___ Text passage
Here’s the current state of play (of smartphone location finding) as I understand it

Iphone – uses skyhook for cellid/wifi (GPS is built into phone) – location accessible via single API call to developers
(user permissions handled in app when app asks to locate your phone…if you answer YES twice – it never asks again for that app)
I’ve heard rumors that Skyhook signed a bad deal with Apple because they wanted the exposure – allowing Apple to cache their data on an ongoing basis. If true this means Skyhook is going to falter if not die entirely in the next 6-9 months.

Android – uses Google databases for cellid/wifi (GPS is built into phone) – location accessible via single API call to developers.
(user permissions handled via two setting entries in control panel -one for GPS, the other for wifi/cellid)

Symbian – has GPS accessible via single API call. In order to use wifi/cellid developers must make separate deal with Skyhook/Navizon or equivalent.

RIM/BlackBerry – GPS sometimes locked out from developers. wifi impossible to access even if present on device due to O/S implementation. Cellid is the only backup option for indoor locating. Skyhook does NOT support cellid only lookups. Navizon does.

Windows Mobile – so far it’s sort of like Symbian – because it has GPS accessible – but for wifi/cellid developers need skyhook/navizon etc…(however with windows mobile series 7 – navizon has an exclusive deal for location provision for all phone winmo devices)

None of these methods require any carrier involvement whatsoever…

Of course one can do cellid triangulation (like is done for E911 stuff – but to do this you do need carrier involvement – for a developer this is a horrible mess…because every carrier does it slightly differently…and they’re also usually a bitch to deal with)
______
* **Exercise instructions**
Answer these questions from the text about smartphone location finding.
(a) What does Android use for cellid/wifi location?
(b) On RIM/BlackBerry, what is the only backup option for indoor locating?
(c) With Windows Mobile series 7, which company has an exclusive deal for location provision?
The records below are not connected to the text about smartphone location finding.
___ Recorded data
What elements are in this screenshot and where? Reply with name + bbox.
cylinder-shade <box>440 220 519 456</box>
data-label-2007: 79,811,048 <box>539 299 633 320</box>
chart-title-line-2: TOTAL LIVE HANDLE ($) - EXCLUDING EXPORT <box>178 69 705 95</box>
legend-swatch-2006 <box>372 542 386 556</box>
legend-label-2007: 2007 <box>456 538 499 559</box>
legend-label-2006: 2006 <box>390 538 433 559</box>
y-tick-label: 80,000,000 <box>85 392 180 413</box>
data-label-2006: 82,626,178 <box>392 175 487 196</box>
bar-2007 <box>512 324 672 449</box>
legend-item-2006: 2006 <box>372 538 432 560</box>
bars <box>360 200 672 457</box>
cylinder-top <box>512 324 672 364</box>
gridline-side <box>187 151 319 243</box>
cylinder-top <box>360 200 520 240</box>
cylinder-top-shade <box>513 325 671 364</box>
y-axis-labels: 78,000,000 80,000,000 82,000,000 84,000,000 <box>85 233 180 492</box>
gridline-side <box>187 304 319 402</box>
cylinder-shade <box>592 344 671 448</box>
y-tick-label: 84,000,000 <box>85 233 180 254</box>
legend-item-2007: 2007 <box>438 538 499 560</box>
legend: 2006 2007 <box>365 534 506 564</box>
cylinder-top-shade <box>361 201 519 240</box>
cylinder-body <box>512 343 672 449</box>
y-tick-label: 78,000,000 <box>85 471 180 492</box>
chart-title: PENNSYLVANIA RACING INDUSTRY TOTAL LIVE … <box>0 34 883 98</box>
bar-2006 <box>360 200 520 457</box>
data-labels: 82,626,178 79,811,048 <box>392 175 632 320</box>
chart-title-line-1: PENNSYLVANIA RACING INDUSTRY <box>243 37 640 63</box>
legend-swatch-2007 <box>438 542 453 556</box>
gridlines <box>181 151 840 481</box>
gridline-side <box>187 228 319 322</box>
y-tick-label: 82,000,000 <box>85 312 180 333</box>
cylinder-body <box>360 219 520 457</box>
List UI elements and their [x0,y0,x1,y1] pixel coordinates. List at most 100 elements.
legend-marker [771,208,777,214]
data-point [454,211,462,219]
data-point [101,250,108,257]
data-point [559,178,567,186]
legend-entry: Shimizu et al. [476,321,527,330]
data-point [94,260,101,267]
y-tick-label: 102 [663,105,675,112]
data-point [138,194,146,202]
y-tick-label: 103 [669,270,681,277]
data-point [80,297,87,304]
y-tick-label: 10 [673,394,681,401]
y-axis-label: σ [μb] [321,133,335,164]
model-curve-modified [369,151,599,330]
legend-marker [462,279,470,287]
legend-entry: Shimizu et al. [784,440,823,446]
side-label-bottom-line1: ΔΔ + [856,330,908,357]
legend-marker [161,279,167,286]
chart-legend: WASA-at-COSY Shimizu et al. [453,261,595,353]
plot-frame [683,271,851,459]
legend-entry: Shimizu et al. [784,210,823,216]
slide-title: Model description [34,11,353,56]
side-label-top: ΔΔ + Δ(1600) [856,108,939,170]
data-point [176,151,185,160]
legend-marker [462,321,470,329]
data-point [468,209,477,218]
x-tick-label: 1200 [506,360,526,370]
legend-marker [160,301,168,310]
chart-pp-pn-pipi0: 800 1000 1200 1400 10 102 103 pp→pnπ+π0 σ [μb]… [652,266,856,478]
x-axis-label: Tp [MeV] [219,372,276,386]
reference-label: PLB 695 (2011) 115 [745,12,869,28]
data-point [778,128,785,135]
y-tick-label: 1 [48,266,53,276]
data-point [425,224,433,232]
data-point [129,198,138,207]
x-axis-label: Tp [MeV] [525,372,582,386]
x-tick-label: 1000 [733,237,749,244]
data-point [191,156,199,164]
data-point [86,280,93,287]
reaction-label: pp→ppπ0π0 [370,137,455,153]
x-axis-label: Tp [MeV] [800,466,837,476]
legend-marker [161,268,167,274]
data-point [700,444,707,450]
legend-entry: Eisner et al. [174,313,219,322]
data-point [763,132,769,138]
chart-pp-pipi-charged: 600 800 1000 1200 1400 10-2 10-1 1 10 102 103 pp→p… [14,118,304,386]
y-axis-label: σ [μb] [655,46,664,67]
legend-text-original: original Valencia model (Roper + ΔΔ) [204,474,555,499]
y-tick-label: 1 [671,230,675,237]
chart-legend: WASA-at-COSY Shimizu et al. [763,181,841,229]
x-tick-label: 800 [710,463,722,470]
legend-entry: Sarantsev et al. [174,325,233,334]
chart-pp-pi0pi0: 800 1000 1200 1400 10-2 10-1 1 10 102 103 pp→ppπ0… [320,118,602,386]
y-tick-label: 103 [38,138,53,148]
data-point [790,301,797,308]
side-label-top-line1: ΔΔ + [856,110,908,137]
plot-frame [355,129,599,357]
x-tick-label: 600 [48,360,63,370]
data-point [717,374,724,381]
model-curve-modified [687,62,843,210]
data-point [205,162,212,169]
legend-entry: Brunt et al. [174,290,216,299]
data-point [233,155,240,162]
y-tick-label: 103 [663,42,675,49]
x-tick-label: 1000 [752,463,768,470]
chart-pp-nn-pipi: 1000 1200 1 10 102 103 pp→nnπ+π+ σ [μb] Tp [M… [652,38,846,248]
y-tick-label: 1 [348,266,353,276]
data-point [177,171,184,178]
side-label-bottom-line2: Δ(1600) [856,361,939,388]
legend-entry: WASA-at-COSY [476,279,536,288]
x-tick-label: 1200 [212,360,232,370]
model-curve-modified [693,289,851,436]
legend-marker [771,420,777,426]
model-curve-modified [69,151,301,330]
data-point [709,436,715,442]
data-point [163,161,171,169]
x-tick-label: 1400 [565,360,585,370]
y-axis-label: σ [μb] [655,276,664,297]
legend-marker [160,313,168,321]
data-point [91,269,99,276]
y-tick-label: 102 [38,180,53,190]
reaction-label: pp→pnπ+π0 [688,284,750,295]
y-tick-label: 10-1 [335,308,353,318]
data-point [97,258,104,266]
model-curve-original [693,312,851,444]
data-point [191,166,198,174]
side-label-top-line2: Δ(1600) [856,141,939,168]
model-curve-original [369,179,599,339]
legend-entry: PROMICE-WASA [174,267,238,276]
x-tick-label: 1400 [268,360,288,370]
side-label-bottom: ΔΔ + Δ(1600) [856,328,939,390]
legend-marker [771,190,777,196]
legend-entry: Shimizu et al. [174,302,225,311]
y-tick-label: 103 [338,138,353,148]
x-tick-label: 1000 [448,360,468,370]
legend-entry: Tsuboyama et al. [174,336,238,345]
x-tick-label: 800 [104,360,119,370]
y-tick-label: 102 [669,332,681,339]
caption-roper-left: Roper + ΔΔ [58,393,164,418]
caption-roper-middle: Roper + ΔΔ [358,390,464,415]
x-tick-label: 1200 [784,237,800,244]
______
* **The answer**
(a) Google databases.
(b) Cellid.
(c) Navizon.